(Records from a data collection)
== == ==

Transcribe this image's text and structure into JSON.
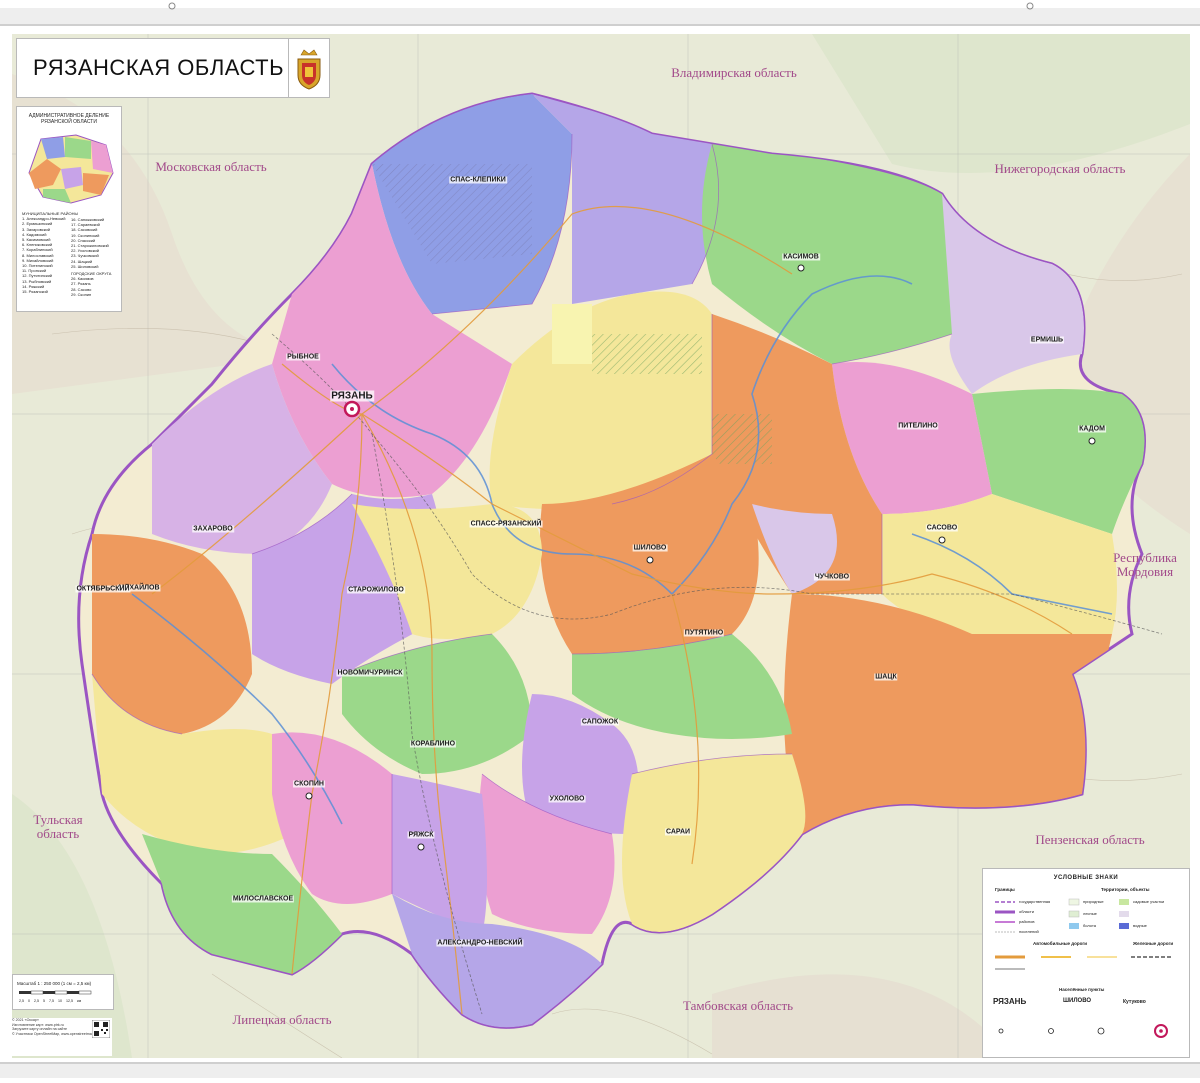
{
  "title": "РЯЗАНСКАЯ ОБЛАСТЬ",
  "inset": {
    "heading": "АДМИНИСТРАТИВНОЕ ДЕЛЕНИЕ РЯЗАНСКОЙ ОБЛАСТИ",
    "col1_header": "МУНИЦИПАЛЬНЫЕ РАЙОНЫ",
    "col1": [
      "1. Александро-Невский",
      "2. Ермишинский",
      "3. Захаровский",
      "4. Кадомский",
      "5. Касимовский",
      "6. Клепиковский",
      "7. Кораблинский",
      "8. Милославский",
      "9. Михайловский",
      "10. Пителинский",
      "11. Пронский",
      "12. Путятинский",
      "13. Рыбновский",
      "14. Ряжский",
      "15. Рязанский"
    ],
    "col2": [
      "16. Сапожковский",
      "17. Сараевский",
      "18. Сасовский",
      "19. Скопинский",
      "20. Спасский",
      "21. Старожиловский",
      "22. Ухоловский",
      "23. Чучковский",
      "24. Шацкий",
      "25. Шиловский"
    ],
    "col2_header": "ГОРОДСКИЕ ОКРУГА",
    "col2b": [
      "26. Касимов",
      "27. Рязань",
      "28. Сасово",
      "29. Скопин"
    ]
  },
  "neighbors": [
    {
      "name": "Владимирская область"
    },
    {
      "name": "Московская область"
    },
    {
      "name": "Нижегородская область"
    },
    {
      "name": "Республика Мордовия"
    },
    {
      "name": "Тульская область"
    },
    {
      "name": "Пензенская область"
    },
    {
      "name": "Тамбовская область"
    },
    {
      "name": "Липецкая область"
    }
  ],
  "cities": [
    {
      "name": "РЯЗАНЬ",
      "capital": true
    },
    {
      "name": "КАСИМОВ"
    },
    {
      "name": "САСОВО"
    },
    {
      "name": "СКОПИН"
    },
    {
      "name": "РЫБНОЕ"
    },
    {
      "name": "СПАСС-РЯЗАНСКИЙ"
    },
    {
      "name": "ШИЛОВО"
    },
    {
      "name": "РЯЖСК"
    },
    {
      "name": "НОВОМИЧУРИНСК"
    },
    {
      "name": "КОРАБЛИНО"
    },
    {
      "name": "САПОЖОК"
    },
    {
      "name": "САРАИ"
    },
    {
      "name": "ШАЦК"
    },
    {
      "name": "МИХАЙЛОВ"
    },
    {
      "name": "СПАС-КЛЕПИКИ"
    },
    {
      "name": "КАДОМ"
    },
    {
      "name": "ЧУЧКОВО"
    },
    {
      "name": "ПУТЯТИНО"
    },
    {
      "name": "УХОЛОВО"
    },
    {
      "name": "СТАРОЖИЛОВО"
    },
    {
      "name": "МИЛОСЛАВСКОЕ"
    },
    {
      "name": "АЛЕКСАНДРО-НЕВСКИЙ"
    },
    {
      "name": "ЗАХАРОВО"
    },
    {
      "name": "ПИТЕЛИНО"
    },
    {
      "name": "ЕРМИШЬ"
    },
    {
      "name": "ОКТЯБРЬСКИЙ"
    }
  ],
  "legend": {
    "title": "УСЛОВНЫЕ ЗНАКИ",
    "borders": "Границы",
    "territories": "Территории, объекты",
    "roads": "Автомобильные дороги",
    "rail": "Железные дороги",
    "settlements": "Населённые пункты",
    "sample_big": "РЯЗАНЬ",
    "sample_mid": "ШИЛОВО",
    "sample_small": "Кутуково",
    "items_left": [
      "государственная",
      "области",
      "районов",
      "поселений"
    ],
    "items_right": [
      "природные",
      "лесные",
      "садовые участки",
      "водные",
      "болота"
    ]
  },
  "scale": {
    "text": "Масштаб 1 : 250 000   (1 см = 2,5 км)",
    "ticks": [
      "2,5",
      "0",
      "2,5",
      "5",
      "7,5",
      "10",
      "12,5 км"
    ]
  },
  "footer": [
    "© 2021 «Оскар»",
    "Изготовление карт: www.ptrk.ru",
    "Загрузите карту онлайн на сайте",
    "© Участники OpenStreetMap, www.openstreetmap.org"
  ],
  "colors": {
    "purple": "#c7a3e8",
    "orange": "#ee9a5e",
    "green": "#9bd88a",
    "yellow": "#f4e79a",
    "pink": "#ec9fd2",
    "lilac": "#b5a6e8",
    "blue": "#8f9ee6",
    "lightgreen": "#c6e7a6",
    "neighbor": "#e8ead7",
    "border": "#9b55c3"
  }
}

== == ==

## [Exercise description]
Copy the records word for word, leaving no picture in the copy.

## [Response to this exercise]
Transcribe this image's text and structure into JSON.
{
  "title": "РЯЗАНСКАЯ ОБЛАСТЬ",
  "inset": {
    "heading": "АДМИНИСТРАТИВНОЕ ДЕЛЕНИЕ РЯЗАНСКОЙ ОБЛАСТИ",
    "col1_header": "МУНИЦИПАЛЬНЫЕ РАЙОНЫ",
    "col1": [
      "1. Александро-Невский",
      "2. Ермишинский",
      "3. Захаровский",
      "4. Кадомский",
      "5. Касимовский",
      "6. Клепиковский",
      "7. Кораблинский",
      "8. Милославский",
      "9. Михайловский",
      "10. Пителинский",
      "11. Пронский",
      "12. Путятинский",
      "13. Рыбновский",
      "14. Ряжский",
      "15. Рязанский"
    ],
    "col2": [
      "16. Сапожковский",
      "17. Сараевский",
      "18. Сасовский",
      "19. Скопинский",
      "20. Спасский",
      "21. Старожиловский",
      "22. Ухоловский",
      "23. Чучковский",
      "24. Шацкий",
      "25. Шиловский"
    ],
    "col2_header": "ГОРОДСКИЕ ОКРУГА",
    "col2b": [
      "26. Касимов",
      "27. Рязань",
      "28. Сасово",
      "29. Скопин"
    ]
  },
  "neighbors": [
    {
      "name": "Владимирская область"
    },
    {
      "name": "Московская область"
    },
    {
      "name": "Нижегородская область"
    },
    {
      "name": "Республика Мордовия"
    },
    {
      "name": "Тульская область"
    },
    {
      "name": "Пензенская область"
    },
    {
      "name": "Тамбовская область"
    },
    {
      "name": "Липецкая область"
    }
  ],
  "cities": [
    {
      "name": "РЯЗАНЬ",
      "capital": true
    },
    {
      "name": "КАСИМОВ"
    },
    {
      "name": "САСОВО"
    },
    {
      "name": "СКОПИН"
    },
    {
      "name": "РЫБНОЕ"
    },
    {
      "name": "СПАСС-РЯЗАНСКИЙ"
    },
    {
      "name": "ШИЛОВО"
    },
    {
      "name": "РЯЖСК"
    },
    {
      "name": "НОВОМИЧУРИНСК"
    },
    {
      "name": "КОРАБЛИНО"
    },
    {
      "name": "САПОЖОК"
    },
    {
      "name": "САРАИ"
    },
    {
      "name": "ШАЦК"
    },
    {
      "name": "МИХАЙЛОВ"
    },
    {
      "name": "СПАС-КЛЕПИКИ"
    },
    {
      "name": "КАДОМ"
    },
    {
      "name": "ЧУЧКОВО"
    },
    {
      "name": "ПУТЯТИНО"
    },
    {
      "name": "УХОЛОВО"
    },
    {
      "name": "СТАРОЖИЛОВО"
    },
    {
      "name": "МИЛОСЛАВСКОЕ"
    },
    {
      "name": "АЛЕКСАНДРО-НЕВСКИЙ"
    },
    {
      "name": "ЗАХАРОВО"
    },
    {
      "name": "ПИТЕЛИНО"
    },
    {
      "name": "ЕРМИШЬ"
    },
    {
      "name": "ОКТЯБРЬСКИЙ"
    }
  ],
  "legend": {
    "title": "УСЛОВНЫЕ ЗНАКИ",
    "borders": "Границы",
    "territories": "Территории, объекты",
    "roads": "Автомобильные дороги",
    "rail": "Железные дороги",
    "settlements": "Населённые пункты",
    "sample_big": "РЯЗАНЬ",
    "sample_mid": "ШИЛОВО",
    "sample_small": "Кутуково",
    "items_left": [
      "государственная",
      "области",
      "районов",
      "поселений"
    ],
    "items_right": [
      "природные",
      "лесные",
      "садовые участки",
      "водные",
      "болота"
    ]
  },
  "scale": {
    "text": "Масштаб 1 : 250 000   (1 см = 2,5 км)",
    "ticks": [
      "2,5",
      "0",
      "2,5",
      "5",
      "7,5",
      "10",
      "12,5 км"
    ]
  },
  "footer": [
    "© 2021 «Оскар»",
    "Изготовление карт: www.ptrk.ru",
    "Загрузите карту онлайн на сайте",
    "© Участники OpenStreetMap, www.openstreetmap.org"
  ],
  "colors": {
    "purple": "#c7a3e8",
    "orange": "#ee9a5e",
    "green": "#9bd88a",
    "yellow": "#f4e79a",
    "pink": "#ec9fd2",
    "lilac": "#b5a6e8",
    "blue": "#8f9ee6",
    "lightgreen": "#c6e7a6",
    "neighbor": "#e8ead7",
    "border": "#9b55c3"
  }
}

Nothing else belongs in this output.